**TASK DETAILS**
Reproduce the stretch of the entries below from the very first line through the line containing "download-json-label: DOWNLOAD JSON", both ends included, with every character unchanged.

**EXTRACTED ENTRIES**
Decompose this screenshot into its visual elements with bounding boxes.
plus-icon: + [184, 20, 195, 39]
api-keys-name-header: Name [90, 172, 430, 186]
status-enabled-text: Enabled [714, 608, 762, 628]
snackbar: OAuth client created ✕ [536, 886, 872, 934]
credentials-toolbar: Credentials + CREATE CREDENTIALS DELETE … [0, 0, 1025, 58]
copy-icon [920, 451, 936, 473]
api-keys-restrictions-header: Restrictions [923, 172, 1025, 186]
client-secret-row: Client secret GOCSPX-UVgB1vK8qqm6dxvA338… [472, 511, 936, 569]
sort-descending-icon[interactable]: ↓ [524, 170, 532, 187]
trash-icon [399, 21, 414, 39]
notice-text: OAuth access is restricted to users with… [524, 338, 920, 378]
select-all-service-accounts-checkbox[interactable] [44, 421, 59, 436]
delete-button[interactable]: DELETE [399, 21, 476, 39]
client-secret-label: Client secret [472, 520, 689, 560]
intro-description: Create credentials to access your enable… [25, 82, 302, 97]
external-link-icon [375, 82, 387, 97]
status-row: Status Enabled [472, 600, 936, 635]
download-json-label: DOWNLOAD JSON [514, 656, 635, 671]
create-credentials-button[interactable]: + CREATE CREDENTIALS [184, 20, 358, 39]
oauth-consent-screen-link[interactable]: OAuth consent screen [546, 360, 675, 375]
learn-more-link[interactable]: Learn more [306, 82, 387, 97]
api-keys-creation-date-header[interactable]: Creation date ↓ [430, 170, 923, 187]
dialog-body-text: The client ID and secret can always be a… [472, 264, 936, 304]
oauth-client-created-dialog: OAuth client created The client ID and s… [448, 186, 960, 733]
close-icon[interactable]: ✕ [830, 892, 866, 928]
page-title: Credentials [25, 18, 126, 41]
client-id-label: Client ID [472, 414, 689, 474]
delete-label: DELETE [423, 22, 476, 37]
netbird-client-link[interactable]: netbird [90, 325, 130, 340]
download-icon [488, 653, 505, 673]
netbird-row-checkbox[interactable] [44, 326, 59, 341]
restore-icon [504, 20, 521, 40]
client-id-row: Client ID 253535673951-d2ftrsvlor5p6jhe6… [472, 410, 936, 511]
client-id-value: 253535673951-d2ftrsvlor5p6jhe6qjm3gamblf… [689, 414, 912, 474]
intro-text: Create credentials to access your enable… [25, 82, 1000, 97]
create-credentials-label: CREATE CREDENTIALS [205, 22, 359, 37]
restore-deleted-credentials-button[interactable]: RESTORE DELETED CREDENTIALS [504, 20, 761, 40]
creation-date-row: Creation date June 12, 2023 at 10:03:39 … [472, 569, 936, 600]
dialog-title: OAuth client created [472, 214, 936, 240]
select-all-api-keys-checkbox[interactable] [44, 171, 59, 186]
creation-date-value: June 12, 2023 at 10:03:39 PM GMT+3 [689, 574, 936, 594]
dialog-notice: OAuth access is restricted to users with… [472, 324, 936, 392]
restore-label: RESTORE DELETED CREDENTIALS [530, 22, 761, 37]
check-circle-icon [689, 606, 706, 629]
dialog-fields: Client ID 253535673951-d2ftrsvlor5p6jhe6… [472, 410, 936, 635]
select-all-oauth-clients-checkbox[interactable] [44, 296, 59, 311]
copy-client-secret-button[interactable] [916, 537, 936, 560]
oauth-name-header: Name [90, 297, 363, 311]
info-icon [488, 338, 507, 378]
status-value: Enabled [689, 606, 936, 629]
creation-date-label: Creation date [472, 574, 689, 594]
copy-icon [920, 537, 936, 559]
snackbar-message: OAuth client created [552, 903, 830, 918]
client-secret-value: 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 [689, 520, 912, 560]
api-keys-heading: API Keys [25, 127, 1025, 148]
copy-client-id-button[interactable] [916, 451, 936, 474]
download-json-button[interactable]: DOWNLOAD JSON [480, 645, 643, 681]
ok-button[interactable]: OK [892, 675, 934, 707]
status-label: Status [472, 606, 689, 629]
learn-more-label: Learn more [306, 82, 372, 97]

**OUTPUT FOR THIS EXERCISE**
Decompose this screenshot into its visual elements with bounding boxes.
plus-icon: + [184, 20, 195, 39]
api-keys-name-header: Name [90, 172, 430, 186]
status-enabled-text: Enabled [714, 608, 762, 628]
snackbar: OAuth client created ✕ [536, 886, 872, 934]
credentials-toolbar: Credentials + CREATE CREDENTIALS DELETE … [0, 0, 1025, 58]
copy-icon [920, 451, 936, 473]
api-keys-restrictions-header: Restrictions [923, 172, 1025, 186]
client-secret-row: Client secret GOCSPX-UVgB1vK8qqm6dxvA338… [472, 511, 936, 569]
sort-descending-icon[interactable]: ↓ [524, 170, 532, 187]
trash-icon [399, 21, 414, 39]
notice-text: OAuth access is restricted to users with… [524, 338, 920, 378]
select-all-service-accounts-checkbox[interactable] [44, 421, 59, 436]
delete-button[interactable]: DELETE [399, 21, 476, 39]
client-secret-label: Client secret [472, 520, 689, 560]
intro-description: Create credentials to access your enable… [25, 82, 302, 97]
external-link-icon [375, 82, 387, 97]
status-row: Status Enabled [472, 600, 936, 635]
download-json-label: DOWNLOAD JSON [514, 656, 635, 671]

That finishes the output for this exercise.